**What is needed**
With the pictures omitted, write out the entries that follow exactly as they stand.
================
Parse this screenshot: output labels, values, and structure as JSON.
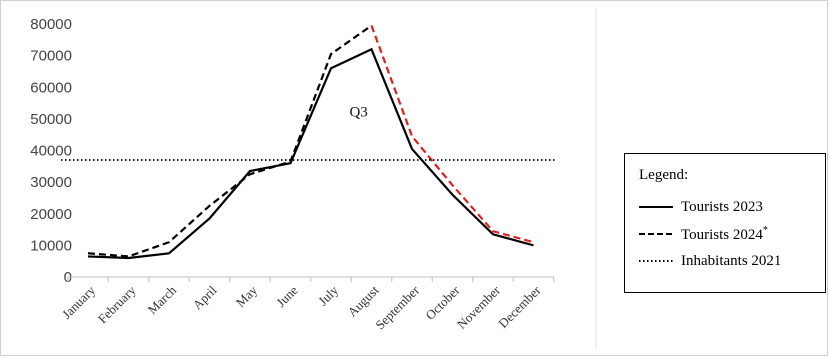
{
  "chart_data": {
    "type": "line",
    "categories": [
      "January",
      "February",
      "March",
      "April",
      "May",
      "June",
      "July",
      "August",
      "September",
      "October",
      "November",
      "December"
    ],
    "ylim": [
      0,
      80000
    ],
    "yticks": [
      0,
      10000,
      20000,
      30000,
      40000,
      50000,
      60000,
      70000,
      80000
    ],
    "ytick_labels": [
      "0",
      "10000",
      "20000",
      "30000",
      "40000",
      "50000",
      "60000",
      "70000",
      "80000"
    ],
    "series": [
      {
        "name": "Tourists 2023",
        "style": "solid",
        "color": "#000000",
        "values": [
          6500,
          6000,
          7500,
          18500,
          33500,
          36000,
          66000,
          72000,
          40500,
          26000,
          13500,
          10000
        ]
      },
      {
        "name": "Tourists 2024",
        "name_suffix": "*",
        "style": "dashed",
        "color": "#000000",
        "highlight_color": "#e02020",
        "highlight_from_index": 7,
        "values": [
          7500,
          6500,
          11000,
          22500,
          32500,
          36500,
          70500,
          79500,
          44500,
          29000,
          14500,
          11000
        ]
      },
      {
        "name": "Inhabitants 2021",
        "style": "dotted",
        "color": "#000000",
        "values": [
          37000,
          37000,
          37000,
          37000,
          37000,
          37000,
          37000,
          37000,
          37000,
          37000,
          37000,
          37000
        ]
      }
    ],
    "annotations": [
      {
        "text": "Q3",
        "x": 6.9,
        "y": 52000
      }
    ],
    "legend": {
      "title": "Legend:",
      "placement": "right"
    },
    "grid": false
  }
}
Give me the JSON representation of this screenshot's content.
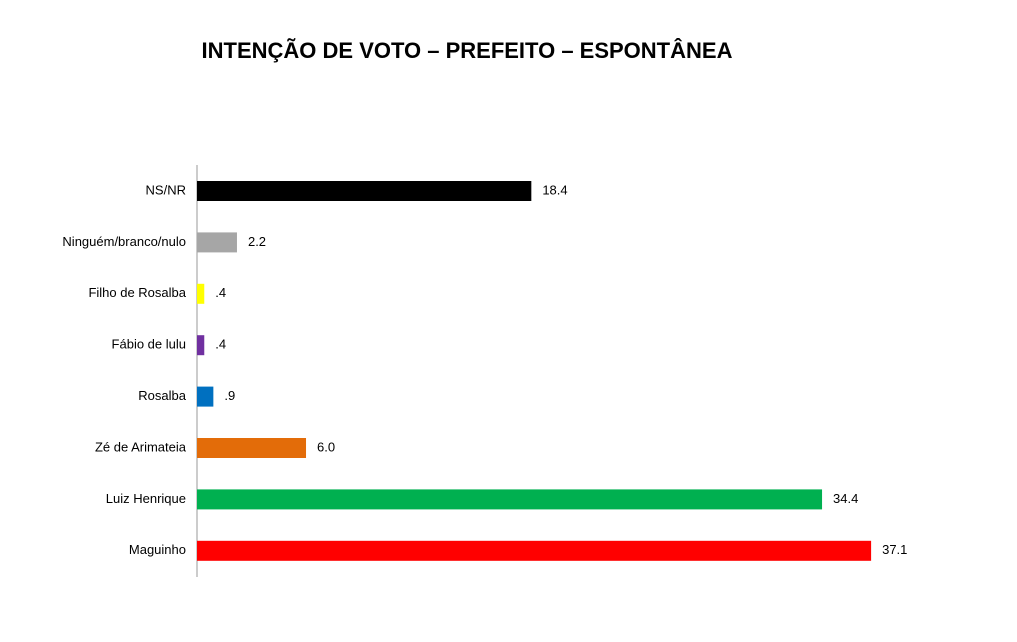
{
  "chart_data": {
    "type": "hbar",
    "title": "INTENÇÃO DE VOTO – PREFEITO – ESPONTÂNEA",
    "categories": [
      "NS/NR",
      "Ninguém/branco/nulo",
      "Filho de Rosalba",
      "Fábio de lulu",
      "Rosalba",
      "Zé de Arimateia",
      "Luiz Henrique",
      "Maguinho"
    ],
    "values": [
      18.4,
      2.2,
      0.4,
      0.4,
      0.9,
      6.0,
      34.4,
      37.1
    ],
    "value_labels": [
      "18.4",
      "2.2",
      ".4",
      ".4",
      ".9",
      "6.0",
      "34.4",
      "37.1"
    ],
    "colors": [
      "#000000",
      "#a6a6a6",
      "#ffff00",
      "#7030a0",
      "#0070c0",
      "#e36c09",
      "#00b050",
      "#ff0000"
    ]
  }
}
================
**Correct output**
Parse this screenshot: output labels, values, and structure as JSON.
{
  "chart_data": {
    "type": "line",
    "categories": [
      "January",
      "February",
      "March",
      "April",
      "May",
      "June",
      "July",
      "August",
      "September",
      "October",
      "November",
      "December"
    ],
    "ylim": [
      0,
      80000
    ],
    "yticks": [
      0,
      10000,
      20000,
      30000,
      40000,
      50000,
      60000,
      70000,
      80000
    ],
    "ytick_labels": [
      "0",
      "10000",
      "20000",
      "30000",
      "40000",
      "50000",
      "60000",
      "70000",
      "80000"
    ],
    "series": [
      {
        "name": "Tourists 2023",
        "style": "solid",
        "color": "#000000",
        "values": [
          6500,
          6000,
          7500,
          18500,
          33500,
          36000,
          66000,
          72000,
          40500,
          26000,
          13500,
          10000
        ]
      },
      {
        "name": "Tourists 2024",
        "name_suffix": "*",
        "style": "dashed",
        "color": "#000000",
        "highlight_color": "#e02020",
        "highlight_from_index": 7,
        "values": [
          7500,
          6500,
          11000,
          22500,
          32500,
          36500,
          70500,
          79500,
          44500,
          29000,
          14500,
          11000
        ]
      },
      {
        "name": "Inhabitants 2021",
        "style": "dotted",
        "color": "#000000",
        "values": [
          37000,
          37000,
          37000,
          37000,
          37000,
          37000,
          37000,
          37000,
          37000,
          37000,
          37000,
          37000
        ]
      }
    ],
    "annotations": [
      {
        "text": "Q3",
        "x": 6.9,
        "y": 52000
      }
    ],
    "legend": {
      "title": "Legend:",
      "placement": "right"
    },
    "grid": false
  }
}
Give me the JSON representation of this screenshot's content.
{
  "chart_data": {
    "type": "hbar",
    "title": "INTENÇÃO DE VOTO – PREFEITO – ESPONTÂNEA",
    "categories": [
      "NS/NR",
      "Ninguém/branco/nulo",
      "Filho de Rosalba",
      "Fábio de lulu",
      "Rosalba",
      "Zé de Arimateia",
      "Luiz Henrique",
      "Maguinho"
    ],
    "values": [
      18.4,
      2.2,
      0.4,
      0.4,
      0.9,
      6.0,
      34.4,
      37.1
    ],
    "value_labels": [
      "18.4",
      "2.2",
      ".4",
      ".4",
      ".9",
      "6.0",
      "34.4",
      "37.1"
    ],
    "colors": [
      "#000000",
      "#a6a6a6",
      "#ffff00",
      "#7030a0",
      "#0070c0",
      "#e36c09",
      "#00b050",
      "#ff0000"
    ]
  }
}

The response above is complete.